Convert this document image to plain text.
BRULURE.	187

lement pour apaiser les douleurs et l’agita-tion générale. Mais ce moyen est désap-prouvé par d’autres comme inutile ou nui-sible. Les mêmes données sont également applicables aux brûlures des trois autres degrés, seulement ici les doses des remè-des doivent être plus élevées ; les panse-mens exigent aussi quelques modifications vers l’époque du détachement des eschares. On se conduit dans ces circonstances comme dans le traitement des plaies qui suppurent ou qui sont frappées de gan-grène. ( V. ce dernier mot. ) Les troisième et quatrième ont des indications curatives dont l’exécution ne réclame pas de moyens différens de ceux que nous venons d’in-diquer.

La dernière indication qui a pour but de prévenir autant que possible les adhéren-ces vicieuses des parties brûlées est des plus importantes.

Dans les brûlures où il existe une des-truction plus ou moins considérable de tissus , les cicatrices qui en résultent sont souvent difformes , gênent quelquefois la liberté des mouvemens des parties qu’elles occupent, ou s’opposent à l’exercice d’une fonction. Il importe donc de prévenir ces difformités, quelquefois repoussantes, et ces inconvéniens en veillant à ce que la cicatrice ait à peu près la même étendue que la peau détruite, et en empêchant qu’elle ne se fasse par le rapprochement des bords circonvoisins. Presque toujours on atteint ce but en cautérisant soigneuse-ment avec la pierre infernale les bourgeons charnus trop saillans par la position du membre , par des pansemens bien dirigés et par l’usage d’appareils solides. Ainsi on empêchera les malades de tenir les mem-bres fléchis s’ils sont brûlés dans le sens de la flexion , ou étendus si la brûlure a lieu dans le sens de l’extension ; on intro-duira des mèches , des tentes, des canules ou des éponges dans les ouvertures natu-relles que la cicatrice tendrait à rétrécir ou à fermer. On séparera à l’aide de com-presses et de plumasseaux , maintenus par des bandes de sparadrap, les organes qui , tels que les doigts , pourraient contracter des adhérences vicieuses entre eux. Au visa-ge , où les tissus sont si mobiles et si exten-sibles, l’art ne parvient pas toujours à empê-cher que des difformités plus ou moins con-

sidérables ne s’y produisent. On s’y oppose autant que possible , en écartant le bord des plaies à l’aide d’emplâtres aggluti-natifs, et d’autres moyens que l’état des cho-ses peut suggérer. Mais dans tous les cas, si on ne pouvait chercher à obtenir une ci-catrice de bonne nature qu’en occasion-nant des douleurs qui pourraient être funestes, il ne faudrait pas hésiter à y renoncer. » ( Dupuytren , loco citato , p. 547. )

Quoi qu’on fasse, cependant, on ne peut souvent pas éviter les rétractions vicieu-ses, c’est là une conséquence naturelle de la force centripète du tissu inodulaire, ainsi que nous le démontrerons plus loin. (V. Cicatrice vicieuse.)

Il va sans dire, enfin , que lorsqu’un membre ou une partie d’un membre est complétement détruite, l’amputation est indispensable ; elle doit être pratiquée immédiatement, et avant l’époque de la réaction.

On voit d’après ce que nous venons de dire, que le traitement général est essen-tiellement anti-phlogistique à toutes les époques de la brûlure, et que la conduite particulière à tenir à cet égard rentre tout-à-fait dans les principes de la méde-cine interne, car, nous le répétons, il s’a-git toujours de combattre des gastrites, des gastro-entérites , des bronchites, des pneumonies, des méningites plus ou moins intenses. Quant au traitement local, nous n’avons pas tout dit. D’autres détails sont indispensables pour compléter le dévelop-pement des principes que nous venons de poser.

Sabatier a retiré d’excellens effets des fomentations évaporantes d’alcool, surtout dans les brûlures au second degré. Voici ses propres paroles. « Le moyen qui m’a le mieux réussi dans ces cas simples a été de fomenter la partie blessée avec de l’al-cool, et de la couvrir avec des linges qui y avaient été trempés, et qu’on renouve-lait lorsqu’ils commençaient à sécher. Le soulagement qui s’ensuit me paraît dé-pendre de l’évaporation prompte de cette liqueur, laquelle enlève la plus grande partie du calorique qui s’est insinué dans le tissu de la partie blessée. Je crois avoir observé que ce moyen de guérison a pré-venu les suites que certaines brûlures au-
========
Written problem | Write the material out again word for word.

Response to this task |
Convert this document image to plain text.
BRULURE.	187

lement pour apaiser les douleurs et l’agita-tion générale. Mais ce moyen est désap-prouvé par d’autres comme inutile ou nui-sible. Les mêmes données sont également applicables aux brûlures des trois autres degrés, seulement ici les doses des remè-des doivent être plus élevées ; les panse-mens exigent aussi quelques modifications vers l’époque du détachement des eschares. On se conduit dans ces circonstances comme dans le traitement des plaies qui suppurent ou qui sont frappées de gan-grène. ( V. ce dernier mot. ) Les troisième et quatrième ont des indications curatives dont l’exécution ne réclame pas de moyens différens de ceux que nous venons d’in-diquer.

La dernière indication qui a pour but de prévenir autant que possible les adhéren-ces vicieuses des parties brûlées est des plus importantes.

Dans les brûlures où il existe une des-truction plus ou moins considérable de tissus , les cicatrices qui en résultent sont souvent difformes , gênent quelquefois la liberté des mouvemens des parties qu’elles occupent, ou s’opposent à l’exercice d’une fonction. Il importe donc de prévenir ces difformités, quelquefois repoussantes, et ces inconvéniens en veillant à ce que la cicatrice ait à peu près la même étendue que la peau détruite, et en empêchant qu’elle ne se fasse par le rapprochement des bords circonvoisins. Presque toujours on atteint ce but en cautérisant soigneuse-ment avec la pierre infernale les bourgeons charnus trop saillans par la position du membre , par des pansemens bien dirigés et par l’usage d’appareils solides. Ainsi on empêchera les malades de tenir les mem-bres fléchis s’ils sont brûlés dans le sens de la flexion , ou étendus si la brûlure a lieu dans le sens de l’extension ; on intro-duira des mèches , des tentes, des canules ou des éponges dans les ouvertures natu-relles que la cicatrice tendrait à rétrécir ou à fermer. On séparera à l’aide de com-presses et de plumasseaux , maintenus par des bandes de sparadrap, les organes qui , tels que les doigts , pourraient contracter des adhérences vicieuses entre eux. Au visa-ge , où les tissus sont si mobiles et si exten-sibles, l’art ne parvient pas toujours à empê-cher que des difformités plus ou moins con-

sidérables ne s’y produisent. On s’y oppose autant que possible , en écartant le bord des plaies à l’aide d’emplâtres aggluti-natifs, et d’autres moyens que l’état des cho-ses peut suggérer. Mais dans tous les cas, si on ne pouvait chercher à obtenir une ci-catrice de bonne nature qu’en occasion-nant des douleurs qui pourraient être funestes, il ne faudrait pas hésiter à y renoncer. » ( Dupuytren , loco citato , p. 547. )

Quoi qu’on fasse, cependant, on ne peut souvent pas éviter les rétractions vicieu-ses, c’est là une conséquence naturelle de la force centripète du tissu inodulaire, ainsi que nous le démontrerons plus loin. (V. Cicatrice vicieuse.)

Il va sans dire, enfin , que lorsqu’un membre ou une partie d’un membre est complétement détruite, l’amputation est indispensable ; elle doit être pratiquée immédiatement, et avant l’époque de la réaction.

On voit d’après ce que nous venons de dire, que le traitement général est essen-tiellement anti-phlogistique à toutes les époques de la brûlure, et que la conduite particulière à tenir à cet égard rentre tout-à-fait dans les principes de la méde-cine interne, car, nous le répétons, il s’a-git toujours de combattre des gastrites, des gastro-entérites , des bronchites, des pneumonies, des méningites plus ou moins intenses. Quant au traitement local, nous n’avons pas tout dit. D’autres détails sont indispensables pour compléter le dévelop-pement des principes que nous venons de poser.

Sabatier a retiré d’excellens effets des fomentations évaporantes d’alcool, surtout dans les brûlures au second degré. Voici ses propres paroles. « Le moyen qui m’a le mieux réussi dans ces cas simples a été de fomenter la partie blessée avec de l’al-cool, et de la couvrir avec des linges qui y avaient été trempés, et qu’on renouve-lait lorsqu’ils commençaient à sécher. Le soulagement qui s’ensuit me paraît dé-pendre de l’évaporation prompte de cette liqueur, laquelle enlève la plus grande partie du calorique qui s’est insinué dans le tissu de la partie blessée. Je crois avoir observé que ce moyen de guérison a pré-venu les suites que certaines brûlures au-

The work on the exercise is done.